Return the material exactly as supplied, apart from the pictures, which are omitted.

▸ Data for this task:
+===+

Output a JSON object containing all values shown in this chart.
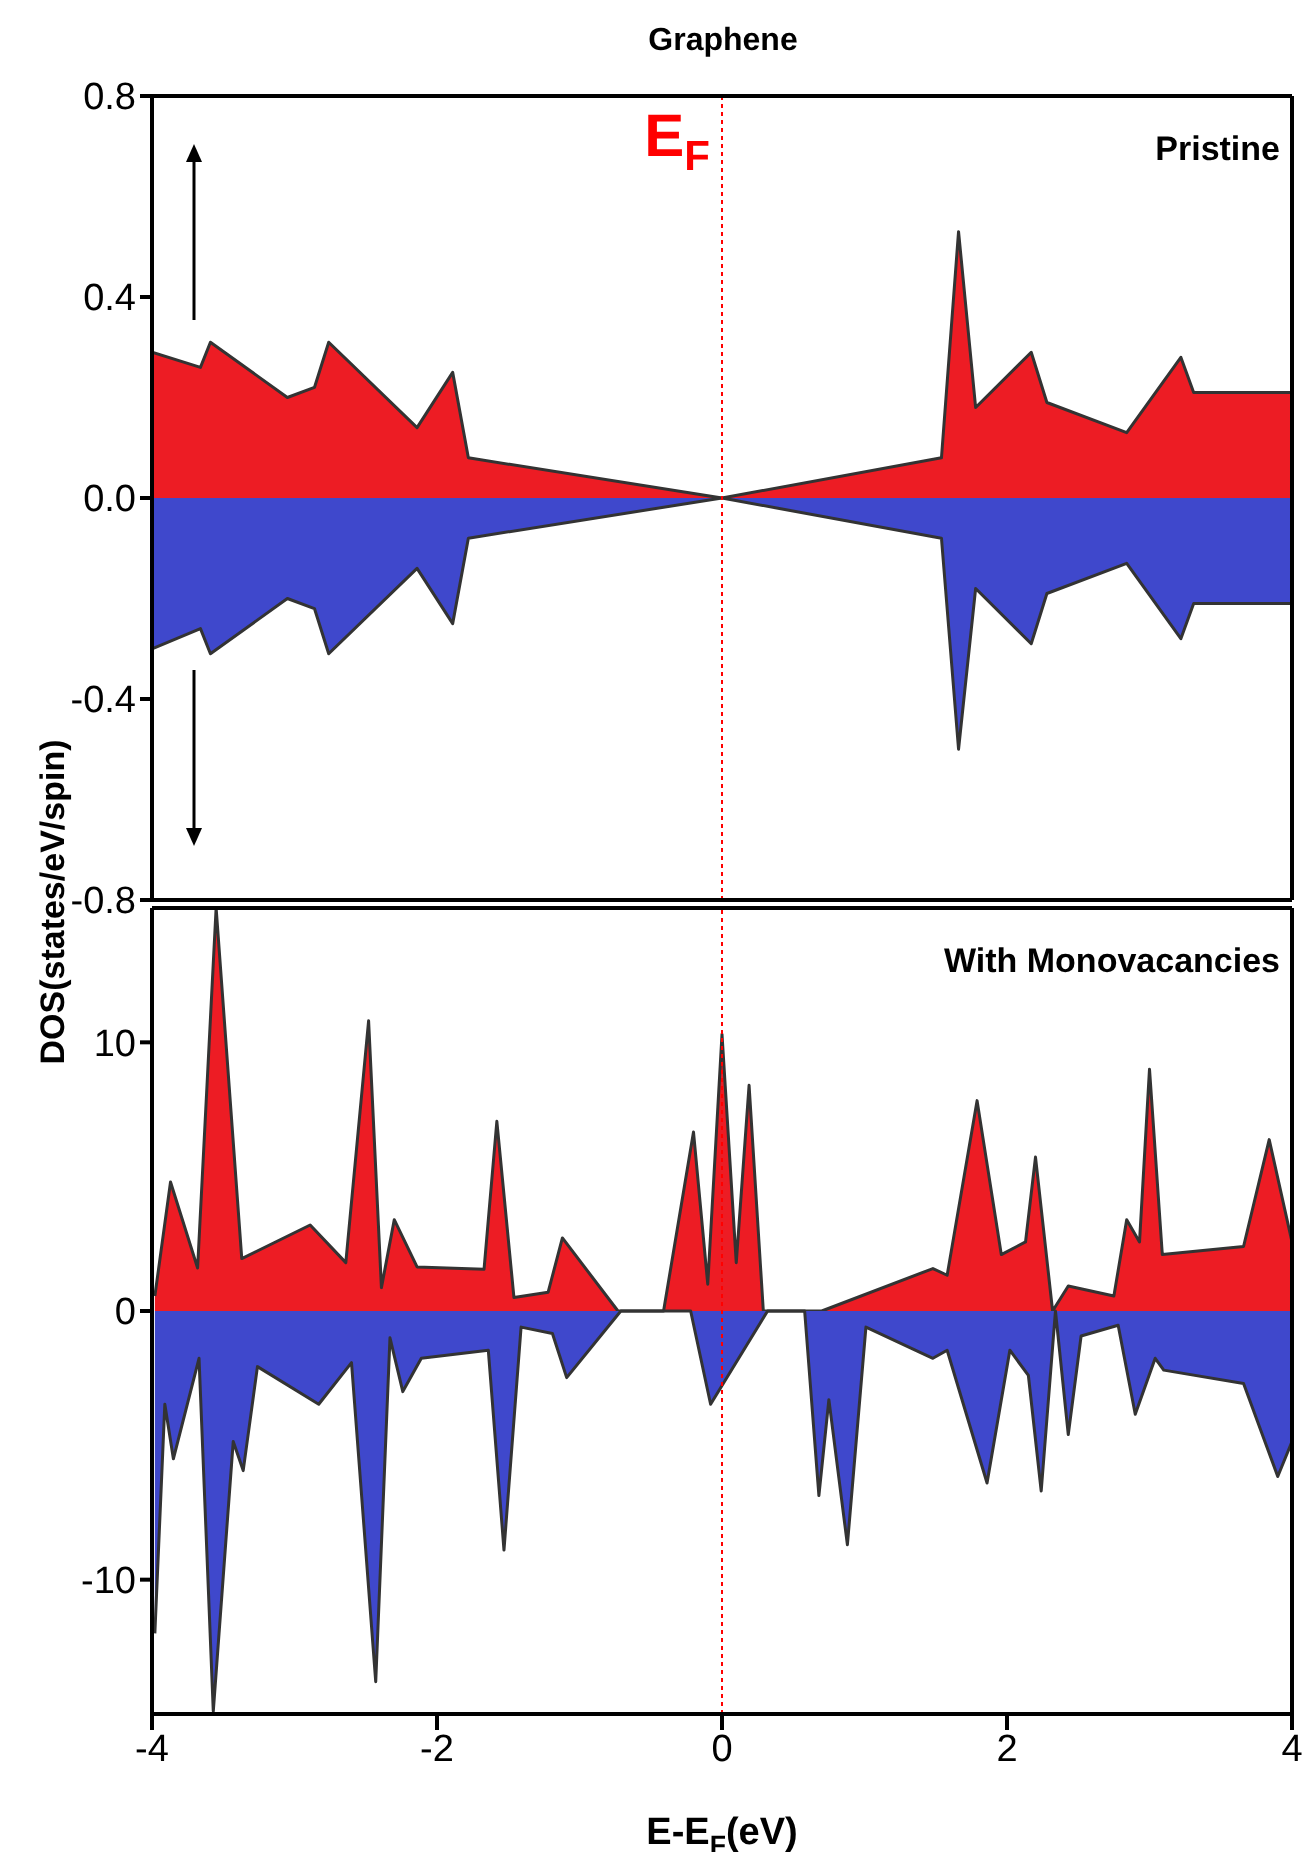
{
  "chart_data": [
    {
      "type": "area",
      "title": "Graphene",
      "ylabel": "DOS(states/eV/spin)",
      "annotations": [
        "Pristine"
      ],
      "xlim": [
        -4,
        4
      ],
      "xticks": [
        -4,
        -2,
        0,
        2,
        4
      ],
      "ylim": [
        -0.8,
        0.8
      ],
      "yticks": [
        -0.8,
        -0.4,
        {
          "value": 0,
          "label": "0.0"
        },
        0.4,
        0.8
      ],
      "tick_labels": "y",
      "ref_lines": [
        {
          "axis": "x",
          "value": 0,
          "label": "E$_{F}$",
          "color": "#ff0000",
          "line_style": "dotted"
        }
      ],
      "series": [
        {
          "color": "#ed1c24",
          "x": [
            -4,
            -3.66,
            -3.59,
            -3.05,
            -2.86,
            -2.76,
            -2.14,
            -1.89,
            -1.78,
            0,
            1.54,
            1.66,
            1.78,
            2.17,
            2.28,
            2.84,
            3.22,
            3.31,
            4
          ],
          "values": [
            0.29,
            0.26,
            0.31,
            0.2,
            0.22,
            0.31,
            0.14,
            0.25,
            0.08,
            0,
            0.08,
            0.53,
            0.18,
            0.29,
            0.19,
            0.13,
            0.28,
            0.21,
            0.21
          ]
        },
        {
          "color": "#3f48cc",
          "x": [
            -4,
            -3.66,
            -3.59,
            -3.05,
            -2.86,
            -2.76,
            -2.14,
            -1.89,
            -1.78,
            0,
            1.54,
            1.66,
            1.78,
            2.17,
            2.28,
            2.84,
            3.22,
            3.31,
            4
          ],
          "values": [
            -0.3,
            -0.26,
            -0.31,
            -0.2,
            -0.22,
            -0.31,
            -0.14,
            -0.25,
            -0.08,
            0,
            -0.08,
            -0.5,
            -0.18,
            -0.29,
            -0.19,
            -0.13,
            -0.28,
            -0.21,
            -0.21
          ]
        }
      ]
    },
    {
      "type": "area",
      "xlabel": "E-E$_{F}$(eV)",
      "annotations": [
        "With Monovacancies"
      ],
      "xlim": [
        -4,
        4
      ],
      "xticks": [
        -4,
        -2,
        0,
        2,
        4
      ],
      "ylim": [
        -15,
        15
      ],
      "yticks": [
        -10,
        0,
        10
      ],
      "ref_lines": [
        {
          "axis": "x",
          "value": 0,
          "color": "#ff0000",
          "line_style": "dotted"
        }
      ],
      "series": [
        {
          "color": "#ed1c24",
          "x": [
            -3.98,
            -3.87,
            -3.68,
            -3.55,
            -3.37,
            -2.89,
            -2.64,
            -2.48,
            -2.39,
            -2.3,
            -2.14,
            -1.67,
            -1.58,
            -1.46,
            -1.22,
            -1.12,
            -0.73,
            -0.41,
            -0.2,
            -0.1,
            0,
            0.1,
            0.19,
            0.29,
            0.7,
            1.48,
            1.58,
            1.79,
            1.96,
            2.13,
            2.2,
            2.32,
            2.43,
            2.75,
            2.84,
            2.93,
            3.0,
            3.09,
            3.66,
            3.84,
            4
          ],
          "values": [
            0.56,
            4.8,
            1.6,
            15,
            1.95,
            3.2,
            1.8,
            10.8,
            0.87,
            3.4,
            1.64,
            1.55,
            7.06,
            0.5,
            0.7,
            2.72,
            0,
            0,
            6.66,
            1.0,
            10.3,
            1.8,
            8.4,
            0,
            0,
            1.58,
            1.33,
            7.83,
            2.1,
            2.57,
            5.73,
            0,
            0.93,
            0.56,
            3.4,
            2.57,
            9.0,
            2.1,
            2.4,
            6.38,
            2.57
          ]
        },
        {
          "color": "#3f48cc",
          "x": [
            -3.98,
            -3.91,
            -3.85,
            -3.67,
            -3.57,
            -3.43,
            -3.36,
            -3.26,
            -2.83,
            -2.6,
            -2.43,
            -2.33,
            -2.24,
            -2.11,
            -1.64,
            -1.53,
            -1.41,
            -1.19,
            -1.09,
            -0.71,
            -0.22,
            -0.08,
            0.32,
            0.58,
            0.68,
            0.75,
            0.88,
            1.01,
            1.48,
            1.58,
            1.86,
            2.02,
            2.15,
            2.24,
            2.34,
            2.43,
            2.52,
            2.78,
            2.9,
            3.04,
            3.1,
            3.66,
            3.9,
            4
          ],
          "values": [
            -12.0,
            -3.47,
            -5.5,
            -1.76,
            -14.9,
            -4.86,
            -5.94,
            -2.07,
            -3.47,
            -1.92,
            -13.8,
            -1.0,
            -3.0,
            -1.76,
            -1.46,
            -8.9,
            -0.6,
            -0.84,
            -2.48,
            0,
            0,
            -3.47,
            0,
            0,
            -6.87,
            -3.3,
            -8.7,
            -0.6,
            -1.76,
            -1.46,
            -6.4,
            -1.46,
            -2.4,
            -6.7,
            0,
            -4.6,
            -0.93,
            -0.53,
            -3.84,
            -1.76,
            -2.2,
            -2.7,
            -6.16,
            -4.86
          ]
        }
      ]
    }
  ]
}
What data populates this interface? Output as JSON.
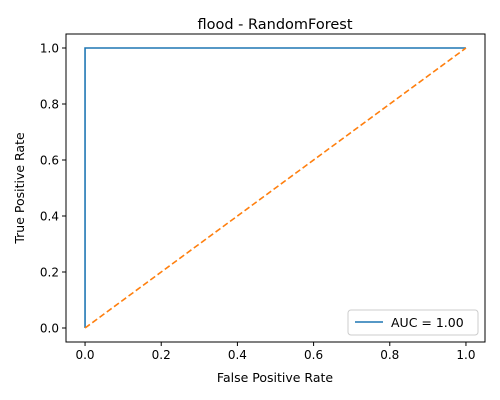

+===+

▸ Task solution:
Output a JSON object containing all values shown in this chart.
{
  "chart_data": [
    {
      "type": "area",
      "title": "Graphene",
      "ylabel": "DOS(states/eV/spin)",
      "annotations": [
        "Pristine"
      ],
      "xlim": [
        -4,
        4
      ],
      "xticks": [
        -4,
        -2,
        0,
        2,
        4
      ],
      "ylim": [
        -0.8,
        0.8
      ],
      "yticks": [
        -0.8,
        -0.4,
        {
          "value": 0,
          "label": "0.0"
        },
        0.4,
        0.8
      ],
      "tick_labels": "y",
      "ref_lines": [
        {
          "axis": "x",
          "value": 0,
          "label": "E$_{F}$",
          "color": "#ff0000",
          "line_style": "dotted"
        }
      ],
      "series": [
        {
          "color": "#ed1c24",
          "x": [
            -4,
            -3.66,
            -3.59,
            -3.05,
            -2.86,
            -2.76,
            -2.14,
            -1.89,
            -1.78,
            0,
            1.54,
            1.66,
            1.78,
            2.17,
            2.28,
            2.84,
            3.22,
            3.31,
            4
          ],
          "values": [
            0.29,
            0.26,
            0.31,
            0.2,
            0.22,
            0.31,
            0.14,
            0.25,
            0.08,
            0,
            0.08,
            0.53,
            0.18,
            0.29,
            0.19,
            0.13,
            0.28,
            0.21,
            0.21
          ]
        },
        {
          "color": "#3f48cc",
          "x": [
            -4,
            -3.66,
            -3.59,
            -3.05,
            -2.86,
            -2.76,
            -2.14,
            -1.89,
            -1.78,
            0,
            1.54,
            1.66,
            1.78,
            2.17,
            2.28,
            2.84,
            3.22,
            3.31,
            4
          ],
          "values": [
            -0.3,
            -0.26,
            -0.31,
            -0.2,
            -0.22,
            -0.31,
            -0.14,
            -0.25,
            -0.08,
            0,
            -0.08,
            -0.5,
            -0.18,
            -0.29,
            -0.19,
            -0.13,
            -0.28,
            -0.21,
            -0.21
          ]
        }
      ]
    },
    {
      "type": "area",
      "xlabel": "E-E$_{F}$(eV)",
      "annotations": [
        "With Monovacancies"
      ],
      "xlim": [
        -4,
        4
      ],
      "xticks": [
        -4,
        -2,
        0,
        2,
        4
      ],
      "ylim": [
        -15,
        15
      ],
      "yticks": [
        -10,
        0,
        10
      ],
      "ref_lines": [
        {
          "axis": "x",
          "value": 0,
          "color": "#ff0000",
          "line_style": "dotted"
        }
      ],
      "series": [
        {
          "color": "#ed1c24",
          "x": [
            -3.98,
            -3.87,
            -3.68,
            -3.55,
            -3.37,
            -2.89,
            -2.64,
            -2.48,
            -2.39,
            -2.3,
            -2.14,
            -1.67,
            -1.58,
            -1.46,
            -1.22,
            -1.12,
            -0.73,
            -0.41,
            -0.2,
            -0.1,
            0,
            0.1,
            0.19,
            0.29,
            0.7,
            1.48,
            1.58,
            1.79,
            1.96,
            2.13,
            2.2,
            2.32,
            2.43,
            2.75,
            2.84,
            2.93,
            3.0,
            3.09,
            3.66,
            3.84,
            4
          ],
          "values": [
            0.56,
            4.8,
            1.6,
            15,
            1.95,
            3.2,
            1.8,
            10.8,
            0.87,
            3.4,
            1.64,
            1.55,
            7.06,
            0.5,
            0.7,
            2.72,
            0,
            0,
            6.66,
            1.0,
            10.3,
            1.8,
            8.4,
            0,
            0,
            1.58,
            1.33,
            7.83,
            2.1,
            2.57,
            5.73,
            0,
            0.93,
            0.56,
            3.4,
            2.57,
            9.0,
            2.1,
            2.4,
            6.38,
            2.57
          ]
        },
        {
          "color": "#3f48cc",
          "x": [
            -3.98,
            -3.91,
            -3.85,
            -3.67,
            -3.57,
            -3.43,
            -3.36,
            -3.26,
            -2.83,
            -2.6,
            -2.43,
            -2.33,
            -2.24,
            -2.11,
            -1.64,
            -1.53,
            -1.41,
            -1.19,
            -1.09,
            -0.71,
            -0.22,
            -0.08,
            0.32,
            0.58,
            0.68,
            0.75,
            0.88,
            1.01,
            1.48,
            1.58,
            1.86,
            2.02,
            2.15,
            2.24,
            2.34,
            2.43,
            2.52,
            2.78,
            2.9,
            3.04,
            3.1,
            3.66,
            3.9,
            4
          ],
          "values": [
            -12.0,
            -3.47,
            -5.5,
            -1.76,
            -14.9,
            -4.86,
            -5.94,
            -2.07,
            -3.47,
            -1.92,
            -13.8,
            -1.0,
            -3.0,
            -1.76,
            -1.46,
            -8.9,
            -0.6,
            -0.84,
            -2.48,
            0,
            0,
            -3.47,
            0,
            0,
            -6.87,
            -3.3,
            -8.7,
            -0.6,
            -1.76,
            -1.46,
            -6.4,
            -1.46,
            -2.4,
            -6.7,
            0,
            -4.6,
            -0.93,
            -0.53,
            -3.84,
            -1.76,
            -2.2,
            -2.7,
            -6.16,
            -4.86
          ]
        }
      ]
    }
  ]
}
What data populates this interface? Output as JSON.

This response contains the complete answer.